EXTRACTED RECORDS:

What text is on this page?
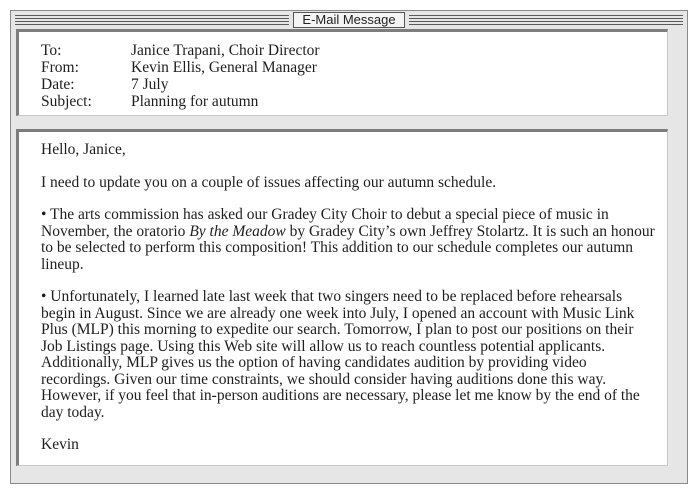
E-Mail Message
To:	Janice Trapani, Choir Director
From:	Kevin Ellis, General Manager
Date:	7 July
Subject:	Planning for autumn

Hello, Janice,

I need to update you on a couple of issues affecting our autumn schedule.

• The arts commission has asked our Gradey City Choir to debut a special piece of music in November, the oratorio By the Meadow by Gradey City’s own Jeffrey Stolartz. It is such an honour to be selected to perform this composition! This addition to our schedule completes our autumn lineup.

• Unfortunately, I learned late last week that two singers need to be replaced before rehearsals begin in August. Since we are already one week into July, I opened an account with Music Link Plus (MLP) this morning to expedite our search. Tomorrow, I plan to post our positions on their Job Listings page. Using this Web site will allow us to reach countless potential applicants. Additionally, MLP gives us the option of having candidates audition by providing video recordings. Given our time constraints, we should consider having auditions done this way. However, if you feel that in-person auditions are necessary, please let me know by the end of the day today.

Kevin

YOUR TASK: The records above must be transcribed exactly. Pictures are left out of the copy.

THE RESPONSE:
What text is on this page?
E-Mail Message
To:	Janice Trapani, Choir Director
From:	Kevin Ellis, General Manager
Date:	7 July
Subject:	Planning for autumn

Hello, Janice,

I need to update you on a couple of issues affecting our autumn schedule.

• The arts commission has asked our Gradey City Choir to debut a special piece of music in November, the oratorio By the Meadow by Gradey City’s own Jeffrey Stolartz. It is such an honour to be selected to perform this composition! This addition to our schedule completes our autumn lineup.

• Unfortunately, I learned late last week that two singers need to be replaced before rehearsals begin in August. Since we are already one week into July, I opened an account with Music Link Plus (MLP) this morning to expedite our search. Tomorrow, I plan to post our positions on their Job Listings page. Using this Web site will allow us to reach countless potential applicants. Additionally, MLP gives us the option of having candidates audition by providing video recordings. Given our time constraints, we should consider having auditions done this way. However, if you feel that in-person auditions are necessary, please let me know by the end of the day today.

Kevin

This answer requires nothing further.